• _Exercise instructions_: Pull out every line below containing the word "name".

——————

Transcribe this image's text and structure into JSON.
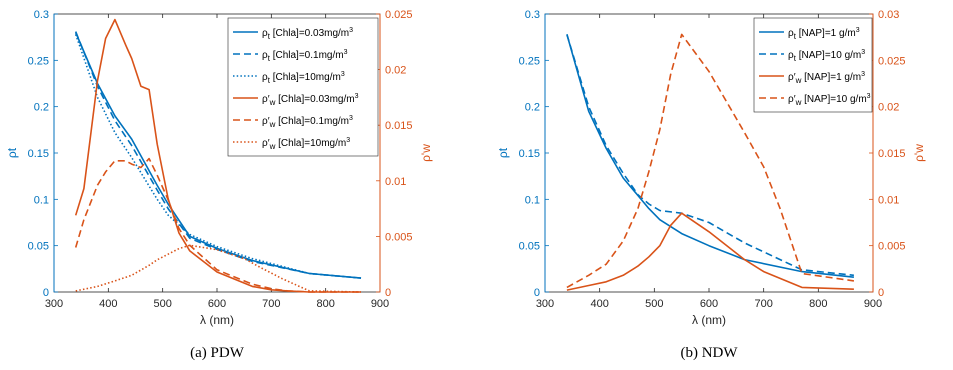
{
  "colors": {
    "left_axis": "#0072BD",
    "right_axis": "#D95319",
    "axis_black": "#262626"
  },
  "chart_data": [
    {
      "type": "line",
      "caption": "(a) PDW",
      "xlabel": "λ (nm)",
      "ylabel_left": "ρt",
      "ylabel_right": "ρ'w",
      "xlim": [
        300,
        900
      ],
      "ylim_left": [
        0,
        0.3
      ],
      "ylim_right": [
        0,
        0.025
      ],
      "xticks": [
        "300",
        "400",
        "500",
        "600",
        "700",
        "800",
        "900"
      ],
      "yticks_left": [
        "0",
        "0.05",
        "0.1",
        "0.15",
        "0.2",
        "0.25",
        "0.3"
      ],
      "yticks_right": [
        "0",
        "0.005",
        "0.01",
        "0.015",
        "0.02",
        "0.025"
      ],
      "legend_position": "top-right",
      "series": [
        {
          "name": "ρt [Chla]=0.03mg/m3",
          "axis": "left",
          "style": "solid",
          "x": [
            340,
            380,
            412,
            443,
            490,
            510,
            550,
            600,
            665,
            770,
            865
          ],
          "y": [
            0.28,
            0.225,
            0.19,
            0.165,
            0.115,
            0.095,
            0.06,
            0.047,
            0.034,
            0.02,
            0.015
          ]
        },
        {
          "name": "ρt [Chla]=0.1mg/m3",
          "axis": "left",
          "style": "dashed",
          "x": [
            340,
            380,
            412,
            443,
            490,
            510,
            550,
            600,
            665,
            770,
            865
          ],
          "y": [
            0.281,
            0.222,
            0.185,
            0.158,
            0.11,
            0.09,
            0.058,
            0.046,
            0.033,
            0.02,
            0.015
          ]
        },
        {
          "name": "ρt [Chla]=10mg/m3",
          "axis": "left",
          "style": "dotted",
          "x": [
            340,
            380,
            412,
            443,
            490,
            510,
            550,
            600,
            665,
            770,
            865
          ],
          "y": [
            0.278,
            0.21,
            0.172,
            0.145,
            0.1,
            0.083,
            0.062,
            0.049,
            0.036,
            0.02,
            0.015
          ]
        },
        {
          "name": "ρ'w [Chla]=0.03mg/m3",
          "axis": "right",
          "style": "solid",
          "x": [
            340,
            355,
            380,
            395,
            412,
            432,
            443,
            460,
            475,
            490,
            510,
            530,
            550,
            600,
            665,
            700,
            730,
            770,
            865
          ],
          "y": [
            0.0069,
            0.0093,
            0.019,
            0.0228,
            0.0245,
            0.0222,
            0.021,
            0.0185,
            0.0182,
            0.0133,
            0.0084,
            0.0053,
            0.0037,
            0.0018,
            0.0005,
            0.0002,
            0.0001,
            0.0,
            0.0
          ]
        },
        {
          "name": "ρ'w [Chla]=0.1mg/m3",
          "axis": "right",
          "style": "dashed",
          "x": [
            340,
            355,
            380,
            395,
            412,
            432,
            443,
            460,
            475,
            490,
            510,
            530,
            550,
            600,
            665,
            700,
            730,
            770,
            865
          ],
          "y": [
            0.004,
            0.0065,
            0.0096,
            0.0108,
            0.0118,
            0.0118,
            0.0115,
            0.0112,
            0.012,
            0.0105,
            0.0083,
            0.0057,
            0.0042,
            0.002,
            0.0007,
            0.0003,
            0.0001,
            0.0,
            0.0
          ]
        },
        {
          "name": "ρ'w [Chla]=10mg/m3",
          "axis": "right",
          "style": "dotted",
          "x": [
            340,
            380,
            412,
            443,
            475,
            490,
            510,
            530,
            550,
            600,
            650,
            680,
            720,
            770,
            865
          ],
          "y": [
            0.0001,
            0.0005,
            0.001,
            0.0015,
            0.0024,
            0.0029,
            0.0034,
            0.0039,
            0.0042,
            0.0038,
            0.003,
            0.0022,
            0.0012,
            0.0001,
            0.0
          ]
        }
      ],
      "legend": [
        {
          "sym": "ρ",
          "sub": "t",
          "label": "[Chla]=0.03mg/m",
          "sup": "3",
          "style": "solid",
          "axis": "left"
        },
        {
          "sym": "ρ",
          "sub": "t",
          "label": "[Chla]=0.1mg/m",
          "sup": "3",
          "style": "dashed",
          "axis": "left"
        },
        {
          "sym": "ρ",
          "sub": "t",
          "label": "[Chla]=10mg/m",
          "sup": "3",
          "style": "dotted",
          "axis": "left"
        },
        {
          "sym": "ρ′",
          "sub": "w",
          "label": "[Chla]=0.03mg/m",
          "sup": "3",
          "style": "solid",
          "axis": "right"
        },
        {
          "sym": "ρ′",
          "sub": "w",
          "label": "[Chla]=0.1mg/m",
          "sup": "3",
          "style": "dashed",
          "axis": "right"
        },
        {
          "sym": "ρ′",
          "sub": "w",
          "label": "[Chla]=10mg/m",
          "sup": "3",
          "style": "dotted",
          "axis": "right"
        }
      ]
    },
    {
      "type": "line",
      "caption": "(b) NDW",
      "xlabel": "λ (nm)",
      "ylabel_left": "ρt",
      "ylabel_right": "ρ'w",
      "xlim": [
        300,
        900
      ],
      "ylim_left": [
        0,
        0.3
      ],
      "ylim_right": [
        0,
        0.03
      ],
      "xticks": [
        "300",
        "400",
        "500",
        "600",
        "700",
        "800",
        "900"
      ],
      "yticks_left": [
        "0",
        "0.05",
        "0.1",
        "0.15",
        "0.2",
        "0.25",
        "0.3"
      ],
      "yticks_right": [
        "0",
        "0.005",
        "0.01",
        "0.015",
        "0.02",
        "0.025",
        "0.03"
      ],
      "legend_position": "top-right",
      "series": [
        {
          "name": "ρt [NAP]=1 g/m3",
          "axis": "left",
          "style": "solid",
          "x": [
            340,
            380,
            412,
            443,
            490,
            510,
            550,
            600,
            665,
            770,
            865
          ],
          "y": [
            0.278,
            0.195,
            0.155,
            0.123,
            0.09,
            0.078,
            0.063,
            0.05,
            0.035,
            0.022,
            0.016
          ]
        },
        {
          "name": "ρt [NAP]=10 g/m3",
          "axis": "left",
          "style": "dashed",
          "x": [
            340,
            380,
            412,
            443,
            470,
            490,
            510,
            550,
            600,
            665,
            770,
            865
          ],
          "y": [
            0.278,
            0.2,
            0.158,
            0.128,
            0.105,
            0.095,
            0.088,
            0.085,
            0.075,
            0.053,
            0.024,
            0.018
          ]
        },
        {
          "name": "ρ'w [NAP]=1 g/m3",
          "axis": "right",
          "style": "solid",
          "x": [
            340,
            380,
            412,
            443,
            470,
            490,
            510,
            530,
            550,
            600,
            665,
            700,
            770,
            865
          ],
          "y": [
            0.0002,
            0.0007,
            0.0011,
            0.0018,
            0.0028,
            0.0038,
            0.005,
            0.0072,
            0.0085,
            0.0065,
            0.0035,
            0.0022,
            0.0005,
            0.0003
          ]
        },
        {
          "name": "ρ'w [NAP]=10 g/m3",
          "axis": "right",
          "style": "dashed",
          "x": [
            340,
            380,
            412,
            443,
            470,
            490,
            510,
            530,
            550,
            600,
            665,
            700,
            730,
            770,
            865
          ],
          "y": [
            0.0005,
            0.0018,
            0.003,
            0.0055,
            0.009,
            0.013,
            0.0175,
            0.0235,
            0.0278,
            0.0238,
            0.0172,
            0.0135,
            0.009,
            0.002,
            0.0012
          ]
        }
      ],
      "legend": [
        {
          "sym": "ρ",
          "sub": "t",
          "label": "[NAP]=1 g/m",
          "sup": "3",
          "style": "solid",
          "axis": "left"
        },
        {
          "sym": "ρ",
          "sub": "t",
          "label": "[NAP]=10 g/m",
          "sup": "3",
          "style": "dashed",
          "axis": "left"
        },
        {
          "sym": "ρ′",
          "sub": "w",
          "label": "[NAP]=1 g/m",
          "sup": "3",
          "style": "solid",
          "axis": "right"
        },
        {
          "sym": "ρ′",
          "sub": "w",
          "label": "[NAP]=10 g/m",
          "sup": "3",
          "style": "dashed",
          "axis": "right"
        }
      ]
    }
  ]
}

——————

• _Task solution_:
          "name": "ρt [Chla]=0.03mg/m3",
          "name": "ρt [Chla]=0.1mg/m3",
          "name": "ρt [Chla]=10mg/m3",
          "name": "ρ'w [Chla]=0.03mg/m3",
          "name": "ρ'w [Chla]=0.1mg/m3",
          "name": "ρ'w [Chla]=10mg/m3",
          "name": "ρt [NAP]=1 g/m3",
          "name": "ρt [NAP]=10 g/m3",
          "name": "ρ'w [NAP]=1 g/m3",
          "name": "ρ'w [NAP]=10 g/m3",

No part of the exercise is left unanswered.